SHORT EXERCISE:
Omit the pictures and output every entry below exactly as written.

RECORDS FOR THIS TASK:
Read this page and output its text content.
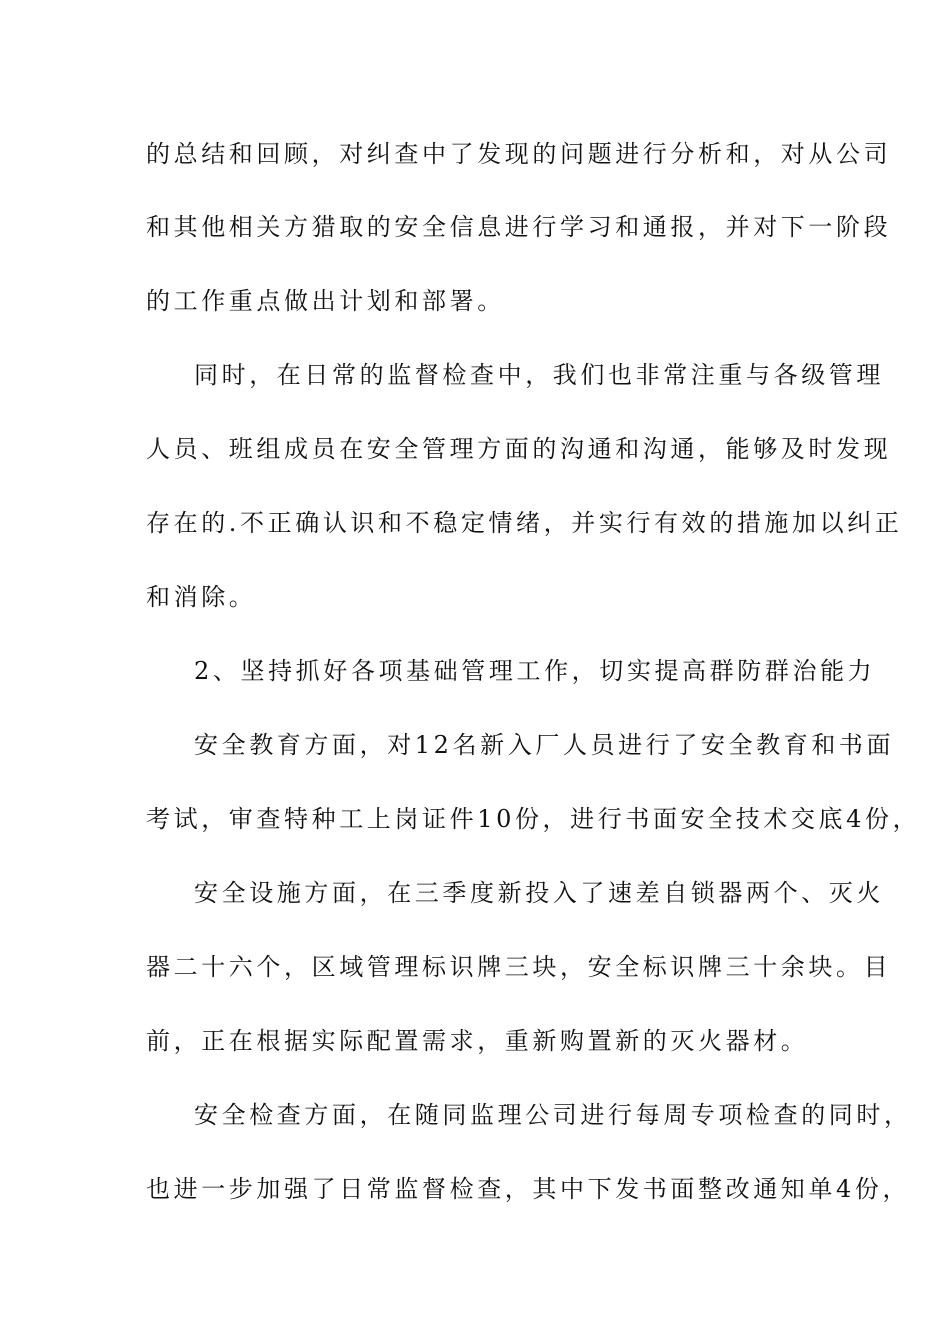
的总结和回顾，对纠查中了发现的问题进行分析和，对从公司
和其他相关方猎取的安全信息进行学习和通报，并对下一阶段
的工作重点做出计划和部署。
同时，在日常的监督检查中，我们也非常注重与各级管理
人员、班组成员在安全管理方面的沟通和沟通，能够及时发现
存在的.不正确认识和不稳定情绪，并实行有效的措施加以纠正
和消除。
2、坚持抓好各项基础管理工作，切实提高群防群治能力
安全教育方面，对12名新入厂人员进行了安全教育和书面
考试，审查特种工上岗证件10份，进行书面安全技术交底4份，
安全设施方面，在三季度新投入了速差自锁器两个、灭火
器二十六个，区域管理标识牌三块，安全标识牌三十余块。目
前，正在根据实际配置需求，重新购置新的灭火器材。
安全检查方面，在随同监理公司进行每周专项检查的同时，
也进一步加强了日常监督检查，其中下发书面整改通知单4份，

COMPLETE ANSWER:
Read this page and output its text content.
的总结和回顾，对纠查中了发现的问题进行分析和，对从公司
和其他相关方猎取的安全信息进行学习和通报，并对下一阶段
的工作重点做出计划和部署。
同时，在日常的监督检查中，我们也非常注重与各级管理
人员、班组成员在安全管理方面的沟通和沟通，能够及时发现
存在的.不正确认识和不稳定情绪，并实行有效的措施加以纠正
和消除。
2、坚持抓好各项基础管理工作，切实提高群防群治能力
安全教育方面，对12名新入厂人员进行了安全教育和书面
考试，审查特种工上岗证件10份，进行书面安全技术交底4份，
安全设施方面，在三季度新投入了速差自锁器两个、灭火
器二十六个，区域管理标识牌三块，安全标识牌三十余块。目
前，正在根据实际配置需求，重新购置新的灭火器材。
安全检查方面，在随同监理公司进行每周专项检查的同时，
也进一步加强了日常监督检查，其中下发书面整改通知单4份，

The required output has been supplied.